BEGIN MATERIAL SHOWN

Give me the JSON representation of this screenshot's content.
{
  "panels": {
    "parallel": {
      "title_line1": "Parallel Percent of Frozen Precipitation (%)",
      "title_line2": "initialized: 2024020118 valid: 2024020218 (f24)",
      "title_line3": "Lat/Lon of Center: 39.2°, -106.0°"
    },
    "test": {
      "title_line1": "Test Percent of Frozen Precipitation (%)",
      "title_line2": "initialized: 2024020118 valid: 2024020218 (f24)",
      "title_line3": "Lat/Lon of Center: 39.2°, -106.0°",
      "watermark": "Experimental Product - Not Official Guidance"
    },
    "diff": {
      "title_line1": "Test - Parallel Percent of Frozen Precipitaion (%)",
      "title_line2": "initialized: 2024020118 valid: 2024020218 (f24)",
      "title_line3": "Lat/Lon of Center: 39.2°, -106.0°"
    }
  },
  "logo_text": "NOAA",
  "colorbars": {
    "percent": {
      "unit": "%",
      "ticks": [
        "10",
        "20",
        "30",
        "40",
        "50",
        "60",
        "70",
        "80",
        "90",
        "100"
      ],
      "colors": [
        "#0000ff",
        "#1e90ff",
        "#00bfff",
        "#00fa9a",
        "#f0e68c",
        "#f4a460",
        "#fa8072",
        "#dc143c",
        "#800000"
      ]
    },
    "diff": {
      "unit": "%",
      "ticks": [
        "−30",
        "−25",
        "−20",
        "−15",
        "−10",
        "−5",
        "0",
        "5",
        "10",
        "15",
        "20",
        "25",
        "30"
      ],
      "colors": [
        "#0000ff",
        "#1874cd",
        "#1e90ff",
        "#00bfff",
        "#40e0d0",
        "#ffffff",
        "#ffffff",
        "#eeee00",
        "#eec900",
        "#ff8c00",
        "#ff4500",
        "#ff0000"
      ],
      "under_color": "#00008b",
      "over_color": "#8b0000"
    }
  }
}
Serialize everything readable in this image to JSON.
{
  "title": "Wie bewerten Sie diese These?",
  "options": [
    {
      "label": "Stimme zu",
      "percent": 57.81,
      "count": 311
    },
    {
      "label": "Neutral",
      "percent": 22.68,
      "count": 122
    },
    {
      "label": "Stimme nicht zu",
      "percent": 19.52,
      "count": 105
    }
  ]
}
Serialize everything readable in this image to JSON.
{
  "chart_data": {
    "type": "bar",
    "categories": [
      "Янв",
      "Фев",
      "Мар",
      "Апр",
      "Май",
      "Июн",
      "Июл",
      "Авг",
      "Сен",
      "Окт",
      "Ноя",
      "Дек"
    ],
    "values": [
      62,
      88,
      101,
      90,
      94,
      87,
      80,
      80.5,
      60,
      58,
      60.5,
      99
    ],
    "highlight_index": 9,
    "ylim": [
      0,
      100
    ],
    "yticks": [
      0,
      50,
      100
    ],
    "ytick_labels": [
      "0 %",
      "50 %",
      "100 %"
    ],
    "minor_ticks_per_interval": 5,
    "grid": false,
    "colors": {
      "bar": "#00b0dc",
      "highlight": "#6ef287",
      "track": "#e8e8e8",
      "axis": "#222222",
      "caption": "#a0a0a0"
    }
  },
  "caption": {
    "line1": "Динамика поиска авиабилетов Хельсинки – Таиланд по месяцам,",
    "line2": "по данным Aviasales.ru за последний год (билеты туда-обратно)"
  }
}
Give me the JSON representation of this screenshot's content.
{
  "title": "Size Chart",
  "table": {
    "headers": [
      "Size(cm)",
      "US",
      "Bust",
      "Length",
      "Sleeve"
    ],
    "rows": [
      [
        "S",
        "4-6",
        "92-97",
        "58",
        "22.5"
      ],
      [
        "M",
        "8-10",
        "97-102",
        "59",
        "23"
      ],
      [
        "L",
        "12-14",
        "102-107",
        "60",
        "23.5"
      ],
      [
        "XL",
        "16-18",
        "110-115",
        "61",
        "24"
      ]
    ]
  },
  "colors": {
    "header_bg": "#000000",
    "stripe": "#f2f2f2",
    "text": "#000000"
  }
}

END MATERIAL SHOWN

# TASK TO CARRY OUT
Return all of the entries exactly as written.

# FINAL ANSWER
Give me the JSON representation of this screenshot's content.
{
  "panels": {
    "parallel": {
      "title_line1": "Parallel Percent of Frozen Precipitation (%)",
      "title_line2": "initialized: 2024020118 valid: 2024020218 (f24)",
      "title_line3": "Lat/Lon of Center: 39.2°, -106.0°"
    },
    "test": {
      "title_line1": "Test Percent of Frozen Precipitation (%)",
      "title_line2": "initialized: 2024020118 valid: 2024020218 (f24)",
      "title_line3": "Lat/Lon of Center: 39.2°, -106.0°",
      "watermark": "Experimental Product - Not Official Guidance"
    },
    "diff": {
      "title_line1": "Test - Parallel Percent of Frozen Precipitaion (%)",
      "title_line2": "initialized: 2024020118 valid: 2024020218 (f24)",
      "title_line3": "Lat/Lon of Center: 39.2°, -106.0°"
    }
  },
  "logo_text": "NOAA",
  "colorbars": {
    "percent": {
      "unit": "%",
      "ticks": [
        "10",
        "20",
        "30",
        "40",
        "50",
        "60",
        "70",
        "80",
        "90",
        "100"
      ],
      "colors": [
        "#0000ff",
        "#1e90ff",
        "#00bfff",
        "#00fa9a",
        "#f0e68c",
        "#f4a460",
        "#fa8072",
        "#dc143c",
        "#800000"
      ]
    },
    "diff": {
      "unit": "%",
      "ticks": [
        "−30",
        "−25",
        "−20",
        "−15",
        "−10",
        "−5",
        "0",
        "5",
        "10",
        "15",
        "20",
        "25",
        "30"
      ],
      "colors": [
        "#0000ff",
        "#1874cd",
        "#1e90ff",
        "#00bfff",
        "#40e0d0",
        "#ffffff",
        "#ffffff",
        "#eeee00",
        "#eec900",
        "#ff8c00",
        "#ff4500",
        "#ff0000"
      ],
      "under_color": "#00008b",
      "over_color": "#8b0000"
    }
  }
}
Serialize everything readable in this image to JSON.
{
  "title": "Wie bewerten Sie diese These?",
  "options": [
    {
      "label": "Stimme zu",
      "percent": 57.81,
      "count": 311
    },
    {
      "label": "Neutral",
      "percent": 22.68,
      "count": 122
    },
    {
      "label": "Stimme nicht zu",
      "percent": 19.52,
      "count": 105
    }
  ]
}
Serialize everything readable in this image to JSON.
{
  "chart_data": {
    "type": "bar",
    "categories": [
      "Янв",
      "Фев",
      "Мар",
      "Апр",
      "Май",
      "Июн",
      "Июл",
      "Авг",
      "Сен",
      "Окт",
      "Ноя",
      "Дек"
    ],
    "values": [
      62,
      88,
      101,
      90,
      94,
      87,
      80,
      80.5,
      60,
      58,
      60.5,
      99
    ],
    "highlight_index": 9,
    "ylim": [
      0,
      100
    ],
    "yticks": [
      0,
      50,
      100
    ],
    "ytick_labels": [
      "0 %",
      "50 %",
      "100 %"
    ],
    "minor_ticks_per_interval": 5,
    "grid": false,
    "colors": {
      "bar": "#00b0dc",
      "highlight": "#6ef287",
      "track": "#e8e8e8",
      "axis": "#222222",
      "caption": "#a0a0a0"
    }
  },
  "caption": {
    "line1": "Динамика поиска авиабилетов Хельсинки – Таиланд по месяцам,",
    "line2": "по данным Aviasales.ru за последний год (билеты туда-обратно)"
  }
}
Give me the JSON representation of this screenshot's content.
{
  "title": "Size Chart",
  "table": {
    "headers": [
      "Size(cm)",
      "US",
      "Bust",
      "Length",
      "Sleeve"
    ],
    "rows": [
      [
        "S",
        "4-6",
        "92-97",
        "58",
        "22.5"
      ],
      [
        "M",
        "8-10",
        "97-102",
        "59",
        "23"
      ],
      [
        "L",
        "12-14",
        "102-107",
        "60",
        "23.5"
      ],
      [
        "XL",
        "16-18",
        "110-115",
        "61",
        "24"
      ]
    ]
  },
  "colors": {
    "header_bg": "#000000",
    "stripe": "#f2f2f2",
    "text": "#000000"
  }
}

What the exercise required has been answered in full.